→ Exercise prompt:
Copy out each line of the data that holds the word "true".

━━━━━━━━━━━━━━━━

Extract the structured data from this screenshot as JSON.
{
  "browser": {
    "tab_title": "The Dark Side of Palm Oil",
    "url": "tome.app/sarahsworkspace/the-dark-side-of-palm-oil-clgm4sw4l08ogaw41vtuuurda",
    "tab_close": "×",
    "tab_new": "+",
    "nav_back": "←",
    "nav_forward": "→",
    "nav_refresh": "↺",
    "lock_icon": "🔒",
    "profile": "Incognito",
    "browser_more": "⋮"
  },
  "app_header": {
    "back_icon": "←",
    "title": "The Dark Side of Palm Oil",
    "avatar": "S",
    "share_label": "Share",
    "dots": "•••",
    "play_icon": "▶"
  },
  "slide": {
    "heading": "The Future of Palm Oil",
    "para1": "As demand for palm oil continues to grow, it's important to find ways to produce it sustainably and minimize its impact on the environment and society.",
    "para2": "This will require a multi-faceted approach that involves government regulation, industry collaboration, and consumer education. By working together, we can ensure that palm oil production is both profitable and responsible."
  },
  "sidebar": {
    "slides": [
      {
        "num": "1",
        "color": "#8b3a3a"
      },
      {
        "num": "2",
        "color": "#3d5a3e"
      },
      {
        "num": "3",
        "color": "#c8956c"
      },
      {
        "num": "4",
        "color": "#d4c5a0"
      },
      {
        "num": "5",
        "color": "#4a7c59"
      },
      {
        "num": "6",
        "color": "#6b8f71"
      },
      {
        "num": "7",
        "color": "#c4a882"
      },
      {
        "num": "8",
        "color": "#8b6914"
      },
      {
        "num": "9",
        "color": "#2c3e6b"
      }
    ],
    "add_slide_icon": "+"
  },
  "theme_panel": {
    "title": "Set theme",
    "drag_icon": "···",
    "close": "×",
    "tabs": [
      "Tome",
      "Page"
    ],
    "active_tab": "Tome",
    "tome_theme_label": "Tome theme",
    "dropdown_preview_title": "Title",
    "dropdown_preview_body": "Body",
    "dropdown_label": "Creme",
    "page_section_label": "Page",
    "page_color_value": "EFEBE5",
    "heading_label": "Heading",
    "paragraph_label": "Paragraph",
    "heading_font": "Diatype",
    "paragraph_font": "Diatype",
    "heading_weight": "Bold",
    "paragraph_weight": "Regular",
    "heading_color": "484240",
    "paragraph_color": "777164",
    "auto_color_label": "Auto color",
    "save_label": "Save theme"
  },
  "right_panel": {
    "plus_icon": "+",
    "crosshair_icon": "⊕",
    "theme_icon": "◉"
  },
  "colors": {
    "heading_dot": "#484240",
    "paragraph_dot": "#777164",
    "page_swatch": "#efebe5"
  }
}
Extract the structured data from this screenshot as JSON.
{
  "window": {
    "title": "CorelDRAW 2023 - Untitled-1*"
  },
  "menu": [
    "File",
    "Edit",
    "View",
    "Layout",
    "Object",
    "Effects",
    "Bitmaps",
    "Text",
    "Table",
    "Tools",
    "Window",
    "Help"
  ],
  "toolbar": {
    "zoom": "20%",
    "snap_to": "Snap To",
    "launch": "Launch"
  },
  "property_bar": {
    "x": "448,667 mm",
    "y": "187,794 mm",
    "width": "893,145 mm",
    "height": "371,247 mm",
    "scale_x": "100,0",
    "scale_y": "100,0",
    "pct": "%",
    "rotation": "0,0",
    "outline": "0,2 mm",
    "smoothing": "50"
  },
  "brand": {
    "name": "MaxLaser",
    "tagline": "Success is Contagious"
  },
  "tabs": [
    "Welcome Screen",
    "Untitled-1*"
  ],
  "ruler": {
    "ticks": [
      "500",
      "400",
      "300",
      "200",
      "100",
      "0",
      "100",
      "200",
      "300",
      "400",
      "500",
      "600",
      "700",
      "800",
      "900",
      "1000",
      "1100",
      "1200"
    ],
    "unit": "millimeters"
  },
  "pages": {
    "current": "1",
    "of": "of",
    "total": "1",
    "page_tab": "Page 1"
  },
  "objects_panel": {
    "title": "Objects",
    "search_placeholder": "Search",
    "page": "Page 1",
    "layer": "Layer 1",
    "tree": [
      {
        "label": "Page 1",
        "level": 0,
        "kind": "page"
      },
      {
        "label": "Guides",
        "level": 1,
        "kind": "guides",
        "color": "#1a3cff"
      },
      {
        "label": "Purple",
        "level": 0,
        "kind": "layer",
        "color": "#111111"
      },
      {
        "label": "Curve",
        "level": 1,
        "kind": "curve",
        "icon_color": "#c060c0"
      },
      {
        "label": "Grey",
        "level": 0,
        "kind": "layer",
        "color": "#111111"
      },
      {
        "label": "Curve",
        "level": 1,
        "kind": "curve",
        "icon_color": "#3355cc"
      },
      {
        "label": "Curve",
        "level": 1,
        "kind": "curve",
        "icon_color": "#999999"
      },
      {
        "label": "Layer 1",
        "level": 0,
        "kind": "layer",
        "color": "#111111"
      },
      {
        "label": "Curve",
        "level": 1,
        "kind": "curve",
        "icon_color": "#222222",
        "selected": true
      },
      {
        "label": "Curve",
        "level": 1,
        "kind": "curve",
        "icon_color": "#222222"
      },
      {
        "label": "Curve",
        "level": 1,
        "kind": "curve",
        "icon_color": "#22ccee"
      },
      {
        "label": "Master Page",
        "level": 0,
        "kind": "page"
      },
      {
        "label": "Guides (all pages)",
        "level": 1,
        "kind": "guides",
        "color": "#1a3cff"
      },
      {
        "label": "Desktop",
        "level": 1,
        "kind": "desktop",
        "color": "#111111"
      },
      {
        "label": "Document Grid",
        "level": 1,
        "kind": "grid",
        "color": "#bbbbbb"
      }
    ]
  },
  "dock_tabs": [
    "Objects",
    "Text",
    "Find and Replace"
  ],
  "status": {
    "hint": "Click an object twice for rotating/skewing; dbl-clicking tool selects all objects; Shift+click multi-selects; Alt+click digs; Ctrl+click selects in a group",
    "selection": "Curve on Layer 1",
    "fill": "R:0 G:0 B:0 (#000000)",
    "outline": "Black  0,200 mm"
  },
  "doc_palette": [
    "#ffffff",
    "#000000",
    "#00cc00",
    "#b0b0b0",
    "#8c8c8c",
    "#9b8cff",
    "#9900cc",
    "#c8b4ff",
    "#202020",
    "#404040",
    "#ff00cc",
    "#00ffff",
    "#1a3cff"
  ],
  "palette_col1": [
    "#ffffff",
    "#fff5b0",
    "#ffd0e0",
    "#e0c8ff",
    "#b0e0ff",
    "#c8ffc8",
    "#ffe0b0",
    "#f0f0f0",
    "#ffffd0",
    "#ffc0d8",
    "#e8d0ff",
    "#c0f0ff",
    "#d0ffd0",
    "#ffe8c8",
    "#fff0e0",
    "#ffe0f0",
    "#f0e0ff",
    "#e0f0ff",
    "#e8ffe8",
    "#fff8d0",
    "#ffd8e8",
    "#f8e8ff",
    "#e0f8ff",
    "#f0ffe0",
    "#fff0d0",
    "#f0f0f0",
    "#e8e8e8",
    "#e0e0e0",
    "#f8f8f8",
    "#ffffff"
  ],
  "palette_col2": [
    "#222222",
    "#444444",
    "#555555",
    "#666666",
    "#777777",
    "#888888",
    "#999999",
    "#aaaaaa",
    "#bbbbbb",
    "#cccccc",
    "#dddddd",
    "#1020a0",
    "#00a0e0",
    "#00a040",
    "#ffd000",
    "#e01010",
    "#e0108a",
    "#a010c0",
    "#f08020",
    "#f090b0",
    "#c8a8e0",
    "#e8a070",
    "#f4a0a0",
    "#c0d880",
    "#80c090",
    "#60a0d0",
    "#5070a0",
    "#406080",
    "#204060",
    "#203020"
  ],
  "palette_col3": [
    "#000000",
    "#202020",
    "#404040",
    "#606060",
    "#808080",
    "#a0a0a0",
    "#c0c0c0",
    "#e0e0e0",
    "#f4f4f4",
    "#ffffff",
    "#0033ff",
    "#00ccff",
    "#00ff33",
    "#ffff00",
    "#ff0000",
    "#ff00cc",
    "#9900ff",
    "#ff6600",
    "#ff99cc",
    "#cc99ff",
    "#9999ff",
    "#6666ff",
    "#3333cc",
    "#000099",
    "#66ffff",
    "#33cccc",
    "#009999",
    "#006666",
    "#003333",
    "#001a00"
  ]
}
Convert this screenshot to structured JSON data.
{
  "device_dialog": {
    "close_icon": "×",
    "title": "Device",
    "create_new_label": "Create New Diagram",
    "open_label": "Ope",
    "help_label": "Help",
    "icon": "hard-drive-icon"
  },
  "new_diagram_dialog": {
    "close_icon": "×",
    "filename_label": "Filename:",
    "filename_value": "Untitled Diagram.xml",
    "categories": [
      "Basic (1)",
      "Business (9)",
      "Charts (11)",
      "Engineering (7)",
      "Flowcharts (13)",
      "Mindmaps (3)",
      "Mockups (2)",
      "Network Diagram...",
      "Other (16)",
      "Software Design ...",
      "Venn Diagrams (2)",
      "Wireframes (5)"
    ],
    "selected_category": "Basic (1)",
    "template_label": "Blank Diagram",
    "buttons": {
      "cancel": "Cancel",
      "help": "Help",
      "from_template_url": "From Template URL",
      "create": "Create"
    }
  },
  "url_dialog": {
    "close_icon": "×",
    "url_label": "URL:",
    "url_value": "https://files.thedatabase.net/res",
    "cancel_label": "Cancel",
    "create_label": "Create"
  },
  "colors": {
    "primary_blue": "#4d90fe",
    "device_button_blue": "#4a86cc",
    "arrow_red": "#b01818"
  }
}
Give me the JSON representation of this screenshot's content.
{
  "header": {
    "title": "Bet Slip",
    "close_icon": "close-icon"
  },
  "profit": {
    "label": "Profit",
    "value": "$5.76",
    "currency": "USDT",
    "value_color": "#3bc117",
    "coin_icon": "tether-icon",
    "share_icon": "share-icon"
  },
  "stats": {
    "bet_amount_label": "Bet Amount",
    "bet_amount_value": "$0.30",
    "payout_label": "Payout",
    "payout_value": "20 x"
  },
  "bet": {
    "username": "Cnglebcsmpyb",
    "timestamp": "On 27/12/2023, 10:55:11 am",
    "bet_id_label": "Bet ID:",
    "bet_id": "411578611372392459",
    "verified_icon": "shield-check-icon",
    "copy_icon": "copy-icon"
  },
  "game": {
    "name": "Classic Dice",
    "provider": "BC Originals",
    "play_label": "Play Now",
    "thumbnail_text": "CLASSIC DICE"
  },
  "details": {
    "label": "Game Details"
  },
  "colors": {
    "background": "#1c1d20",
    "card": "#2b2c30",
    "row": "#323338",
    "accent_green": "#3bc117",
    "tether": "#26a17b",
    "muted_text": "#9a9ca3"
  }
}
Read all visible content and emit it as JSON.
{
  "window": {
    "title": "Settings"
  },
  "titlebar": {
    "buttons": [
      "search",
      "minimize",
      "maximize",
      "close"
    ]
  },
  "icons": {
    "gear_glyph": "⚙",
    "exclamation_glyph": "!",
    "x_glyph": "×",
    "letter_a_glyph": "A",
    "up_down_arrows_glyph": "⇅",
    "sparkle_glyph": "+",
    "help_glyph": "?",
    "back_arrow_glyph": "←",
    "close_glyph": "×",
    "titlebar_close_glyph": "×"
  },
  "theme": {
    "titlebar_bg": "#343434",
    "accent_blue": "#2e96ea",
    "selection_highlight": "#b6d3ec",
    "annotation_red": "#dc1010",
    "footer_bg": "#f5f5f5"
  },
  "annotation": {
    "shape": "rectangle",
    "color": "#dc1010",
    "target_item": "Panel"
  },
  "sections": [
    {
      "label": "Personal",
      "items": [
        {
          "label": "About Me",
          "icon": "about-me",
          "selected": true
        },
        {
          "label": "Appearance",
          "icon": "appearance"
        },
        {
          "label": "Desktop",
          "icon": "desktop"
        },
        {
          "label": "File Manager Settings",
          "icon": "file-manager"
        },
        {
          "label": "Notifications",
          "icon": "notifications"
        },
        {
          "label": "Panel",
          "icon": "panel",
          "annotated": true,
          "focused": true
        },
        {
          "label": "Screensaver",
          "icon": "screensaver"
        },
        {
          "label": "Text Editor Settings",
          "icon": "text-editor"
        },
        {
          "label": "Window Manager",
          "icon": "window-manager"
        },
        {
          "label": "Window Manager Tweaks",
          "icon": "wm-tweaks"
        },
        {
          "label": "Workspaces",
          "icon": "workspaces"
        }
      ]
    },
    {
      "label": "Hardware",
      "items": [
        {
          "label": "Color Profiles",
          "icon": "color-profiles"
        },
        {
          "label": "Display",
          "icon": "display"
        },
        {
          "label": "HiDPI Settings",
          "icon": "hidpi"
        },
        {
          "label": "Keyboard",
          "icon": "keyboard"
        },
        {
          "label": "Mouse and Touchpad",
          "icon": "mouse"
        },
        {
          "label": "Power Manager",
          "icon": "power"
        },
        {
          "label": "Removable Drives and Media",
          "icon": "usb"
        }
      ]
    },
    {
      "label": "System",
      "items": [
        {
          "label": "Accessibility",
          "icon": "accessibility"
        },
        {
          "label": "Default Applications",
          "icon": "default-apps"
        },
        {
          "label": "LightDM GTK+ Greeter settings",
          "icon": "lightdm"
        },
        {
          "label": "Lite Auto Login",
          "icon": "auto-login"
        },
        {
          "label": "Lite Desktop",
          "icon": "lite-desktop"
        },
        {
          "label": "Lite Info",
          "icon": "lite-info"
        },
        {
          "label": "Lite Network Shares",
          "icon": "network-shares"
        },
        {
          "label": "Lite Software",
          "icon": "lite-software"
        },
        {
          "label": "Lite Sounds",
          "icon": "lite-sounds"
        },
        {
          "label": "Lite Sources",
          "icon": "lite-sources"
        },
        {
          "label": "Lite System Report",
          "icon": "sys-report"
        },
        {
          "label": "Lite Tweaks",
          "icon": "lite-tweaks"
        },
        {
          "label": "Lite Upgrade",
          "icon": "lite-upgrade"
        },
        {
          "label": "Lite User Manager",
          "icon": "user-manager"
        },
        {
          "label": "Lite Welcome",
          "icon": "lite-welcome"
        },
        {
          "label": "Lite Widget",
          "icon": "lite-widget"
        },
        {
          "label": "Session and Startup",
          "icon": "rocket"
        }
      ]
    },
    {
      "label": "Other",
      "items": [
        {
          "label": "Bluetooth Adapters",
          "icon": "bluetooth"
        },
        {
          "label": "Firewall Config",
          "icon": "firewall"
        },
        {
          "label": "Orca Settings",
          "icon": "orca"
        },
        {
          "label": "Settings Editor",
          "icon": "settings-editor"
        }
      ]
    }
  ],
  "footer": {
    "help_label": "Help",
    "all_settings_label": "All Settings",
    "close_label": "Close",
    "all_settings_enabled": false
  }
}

━━━━━━━━━━━━━━━━

→ Correct output:
        "selected": true
          "selected": true
          "annotated": true,
          "focused": true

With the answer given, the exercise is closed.